- _Records_:
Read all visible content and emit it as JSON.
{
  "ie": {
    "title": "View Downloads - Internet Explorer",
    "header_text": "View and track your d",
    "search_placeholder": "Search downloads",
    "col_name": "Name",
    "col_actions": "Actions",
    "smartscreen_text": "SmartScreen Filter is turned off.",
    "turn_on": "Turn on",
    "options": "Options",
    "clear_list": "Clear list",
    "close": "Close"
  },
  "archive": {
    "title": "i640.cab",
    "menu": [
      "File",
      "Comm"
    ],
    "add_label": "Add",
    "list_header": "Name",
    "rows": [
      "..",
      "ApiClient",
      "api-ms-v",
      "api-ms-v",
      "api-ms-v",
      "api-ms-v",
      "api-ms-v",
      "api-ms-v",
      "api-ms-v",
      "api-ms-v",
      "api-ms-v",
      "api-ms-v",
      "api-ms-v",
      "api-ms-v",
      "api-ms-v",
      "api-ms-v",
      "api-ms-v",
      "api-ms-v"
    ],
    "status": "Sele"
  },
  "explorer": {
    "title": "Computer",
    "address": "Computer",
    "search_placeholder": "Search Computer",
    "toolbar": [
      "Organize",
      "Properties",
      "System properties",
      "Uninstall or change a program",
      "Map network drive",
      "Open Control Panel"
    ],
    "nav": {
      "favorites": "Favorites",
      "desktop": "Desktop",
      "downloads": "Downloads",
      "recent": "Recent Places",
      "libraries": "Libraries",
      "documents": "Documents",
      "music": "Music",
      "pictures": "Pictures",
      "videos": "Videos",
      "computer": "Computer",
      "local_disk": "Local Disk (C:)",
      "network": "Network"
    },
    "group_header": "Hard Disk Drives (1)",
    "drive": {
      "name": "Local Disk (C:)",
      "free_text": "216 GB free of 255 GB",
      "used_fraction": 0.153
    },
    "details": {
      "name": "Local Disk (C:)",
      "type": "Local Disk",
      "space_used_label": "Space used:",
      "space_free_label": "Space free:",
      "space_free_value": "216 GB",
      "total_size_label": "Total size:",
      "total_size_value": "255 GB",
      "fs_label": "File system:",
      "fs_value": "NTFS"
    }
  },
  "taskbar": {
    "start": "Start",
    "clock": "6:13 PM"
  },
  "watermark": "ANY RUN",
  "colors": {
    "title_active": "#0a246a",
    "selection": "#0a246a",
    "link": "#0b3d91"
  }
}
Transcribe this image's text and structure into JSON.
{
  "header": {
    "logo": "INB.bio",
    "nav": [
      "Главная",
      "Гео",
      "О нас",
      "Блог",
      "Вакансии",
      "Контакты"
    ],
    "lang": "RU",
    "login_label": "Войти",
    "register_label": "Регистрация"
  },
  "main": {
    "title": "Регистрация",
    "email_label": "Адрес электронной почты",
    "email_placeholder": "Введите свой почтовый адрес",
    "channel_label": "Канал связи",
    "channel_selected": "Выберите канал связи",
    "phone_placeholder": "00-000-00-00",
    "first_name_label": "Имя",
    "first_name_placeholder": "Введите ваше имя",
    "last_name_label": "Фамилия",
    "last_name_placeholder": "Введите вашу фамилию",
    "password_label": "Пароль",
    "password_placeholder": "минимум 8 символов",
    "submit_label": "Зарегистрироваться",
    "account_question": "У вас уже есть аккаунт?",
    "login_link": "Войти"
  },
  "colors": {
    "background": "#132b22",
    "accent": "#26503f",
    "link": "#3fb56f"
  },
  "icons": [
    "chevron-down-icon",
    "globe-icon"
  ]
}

- _Stated task_:
What is the number of lines that hold the string "Disk"? Give it alone.

- _Complete output_:
5